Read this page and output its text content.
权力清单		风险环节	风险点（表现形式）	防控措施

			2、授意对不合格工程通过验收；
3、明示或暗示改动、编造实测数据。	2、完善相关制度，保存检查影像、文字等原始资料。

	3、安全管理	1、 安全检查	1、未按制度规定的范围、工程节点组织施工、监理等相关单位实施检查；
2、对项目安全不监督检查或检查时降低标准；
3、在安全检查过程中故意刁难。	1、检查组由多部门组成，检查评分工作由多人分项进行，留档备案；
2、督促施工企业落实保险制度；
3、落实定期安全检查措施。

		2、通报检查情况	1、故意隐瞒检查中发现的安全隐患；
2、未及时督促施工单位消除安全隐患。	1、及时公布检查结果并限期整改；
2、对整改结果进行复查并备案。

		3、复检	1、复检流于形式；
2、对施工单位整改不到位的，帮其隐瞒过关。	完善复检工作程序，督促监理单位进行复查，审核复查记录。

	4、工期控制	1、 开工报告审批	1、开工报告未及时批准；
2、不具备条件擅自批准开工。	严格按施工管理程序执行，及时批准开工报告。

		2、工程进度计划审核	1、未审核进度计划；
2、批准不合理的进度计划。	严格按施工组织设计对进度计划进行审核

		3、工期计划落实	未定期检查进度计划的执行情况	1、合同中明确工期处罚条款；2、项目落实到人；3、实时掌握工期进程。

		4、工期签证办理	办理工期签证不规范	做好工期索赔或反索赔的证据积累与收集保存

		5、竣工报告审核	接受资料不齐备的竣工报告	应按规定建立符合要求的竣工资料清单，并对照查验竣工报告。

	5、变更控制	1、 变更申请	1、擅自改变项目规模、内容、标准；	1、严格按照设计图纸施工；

= = = = = = =

§ Stated task
Output the full listing exactly as it stands.

§ Full answer
Read this page and output its text content.
权力清单		风险环节	风险点（表现形式）	防控措施

			2、授意对不合格工程通过验收；
3、明示或暗示改动、编造实测数据。	2、完善相关制度，保存检查影像、文字等原始资料。

	3、安全管理	1、 安全检查	1、未按制度规定的范围、工程节点组织施工、监理等相关单位实施检查；
2、对项目安全不监督检查或检查时降低标准；
3、在安全检查过程中故意刁难。	1、检查组由多部门组成，检查评分工作由多人分项进行，留档备案；
2、督促施工企业落实保险制度；
3、落实定期安全检查措施。

		2、通报检查情况	1、故意隐瞒检查中发现的安全隐患；
2、未及时督促施工单位消除安全隐患。	1、及时公布检查结果并限期整改；
2、对整改结果进行复查并备案。

		3、复检	1、复检流于形式；
2、对施工单位整改不到位的，帮其隐瞒过关。	完善复检工作程序，督促监理单位进行复查，审核复查记录。

	4、工期控制	1、 开工报告审批	1、开工报告未及时批准；
2、不具备条件擅自批准开工。	严格按施工管理程序执行，及时批准开工报告。

		2、工程进度计划审核	1、未审核进度计划；
2、批准不合理的进度计划。	严格按施工组织设计对进度计划进行审核

		3、工期计划落实	未定期检查进度计划的执行情况	1、合同中明确工期处罚条款；2、项目落实到人；3、实时掌握工期进程。

		4、工期签证办理	办理工期签证不规范	做好工期索赔或反索赔的证据积累与收集保存

		5、竣工报告审核	接受资料不齐备的竣工报告	应按规定建立符合要求的竣工资料清单，并对照查验竣工报告。

	5、变更控制	1、 变更申请	1、擅自改变项目规模、内容、标准；	1、严格按照设计图纸施工；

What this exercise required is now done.